§ Exercise requirements:
Identify the lines that contain the string "membuat", then copy each of them.

§ Records for the task:
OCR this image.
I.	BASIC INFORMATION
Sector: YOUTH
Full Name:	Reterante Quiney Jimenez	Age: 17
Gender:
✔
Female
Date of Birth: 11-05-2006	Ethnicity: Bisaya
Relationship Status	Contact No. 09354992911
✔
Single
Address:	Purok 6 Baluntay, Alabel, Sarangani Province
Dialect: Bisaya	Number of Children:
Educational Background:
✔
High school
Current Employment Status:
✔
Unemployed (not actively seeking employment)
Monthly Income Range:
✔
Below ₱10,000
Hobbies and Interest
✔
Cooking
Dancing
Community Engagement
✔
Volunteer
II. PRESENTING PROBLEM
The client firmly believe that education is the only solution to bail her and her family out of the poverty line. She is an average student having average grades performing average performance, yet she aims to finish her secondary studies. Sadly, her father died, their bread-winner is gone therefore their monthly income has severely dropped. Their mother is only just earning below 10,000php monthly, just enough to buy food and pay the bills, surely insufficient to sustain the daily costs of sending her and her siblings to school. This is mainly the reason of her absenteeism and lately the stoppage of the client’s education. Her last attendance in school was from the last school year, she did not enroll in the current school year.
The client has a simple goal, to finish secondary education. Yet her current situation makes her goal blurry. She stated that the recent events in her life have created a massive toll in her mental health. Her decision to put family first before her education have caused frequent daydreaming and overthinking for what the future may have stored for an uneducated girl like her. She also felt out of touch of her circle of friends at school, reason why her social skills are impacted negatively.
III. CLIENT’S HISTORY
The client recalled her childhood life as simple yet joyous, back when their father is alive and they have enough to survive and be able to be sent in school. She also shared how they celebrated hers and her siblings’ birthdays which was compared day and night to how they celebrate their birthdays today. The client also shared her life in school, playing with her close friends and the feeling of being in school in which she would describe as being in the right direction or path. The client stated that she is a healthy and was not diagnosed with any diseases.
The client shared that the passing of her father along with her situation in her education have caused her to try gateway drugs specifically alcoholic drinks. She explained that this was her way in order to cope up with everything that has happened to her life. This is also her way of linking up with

...

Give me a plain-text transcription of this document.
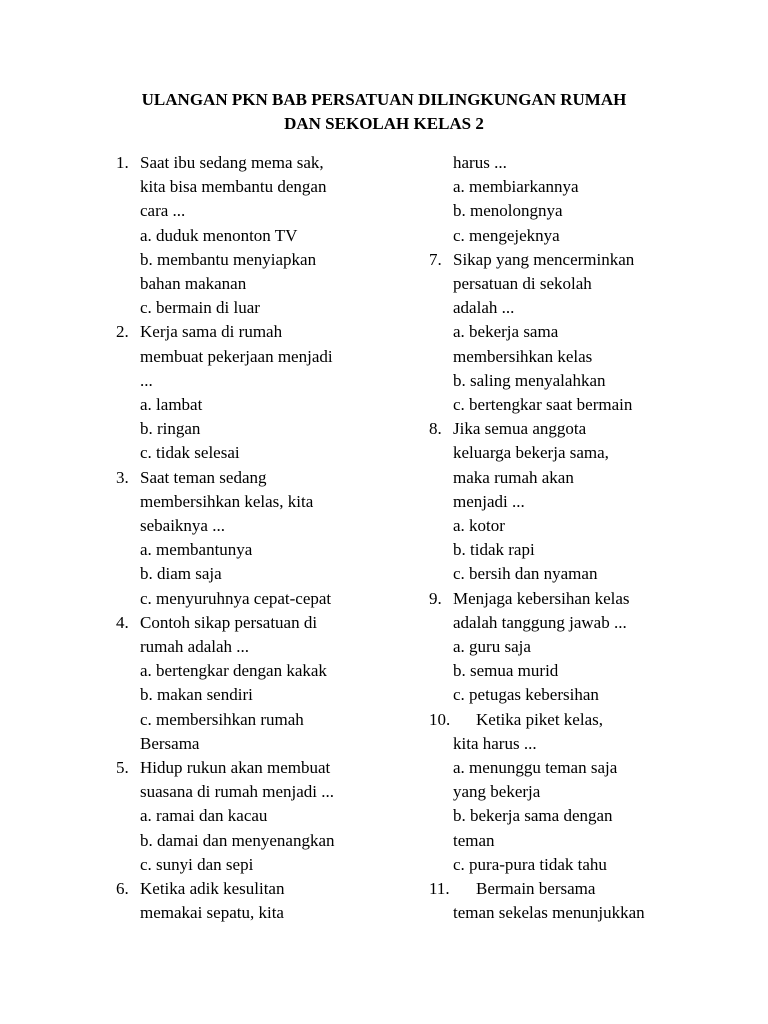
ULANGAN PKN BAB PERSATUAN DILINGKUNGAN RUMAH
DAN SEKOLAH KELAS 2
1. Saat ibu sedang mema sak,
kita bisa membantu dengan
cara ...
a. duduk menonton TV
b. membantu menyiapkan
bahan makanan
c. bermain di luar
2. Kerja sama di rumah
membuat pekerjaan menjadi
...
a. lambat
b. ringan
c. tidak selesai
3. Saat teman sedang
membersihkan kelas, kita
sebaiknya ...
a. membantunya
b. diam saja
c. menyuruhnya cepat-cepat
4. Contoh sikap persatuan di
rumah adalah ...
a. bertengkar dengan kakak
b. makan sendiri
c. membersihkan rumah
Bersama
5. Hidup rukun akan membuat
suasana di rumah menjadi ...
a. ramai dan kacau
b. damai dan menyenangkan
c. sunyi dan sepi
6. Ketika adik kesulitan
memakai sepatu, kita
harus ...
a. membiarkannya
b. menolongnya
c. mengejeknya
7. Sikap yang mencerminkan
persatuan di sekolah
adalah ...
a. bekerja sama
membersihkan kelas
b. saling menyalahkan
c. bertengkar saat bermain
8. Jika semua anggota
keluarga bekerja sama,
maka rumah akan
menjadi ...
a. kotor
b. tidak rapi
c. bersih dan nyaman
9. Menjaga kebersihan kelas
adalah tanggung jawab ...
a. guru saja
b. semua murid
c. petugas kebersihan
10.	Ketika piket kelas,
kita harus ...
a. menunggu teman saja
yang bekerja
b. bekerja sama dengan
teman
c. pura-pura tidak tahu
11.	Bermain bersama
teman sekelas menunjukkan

§ Task response:
membuat pekerjaan menjadi
5. Hidup rukun akan membuat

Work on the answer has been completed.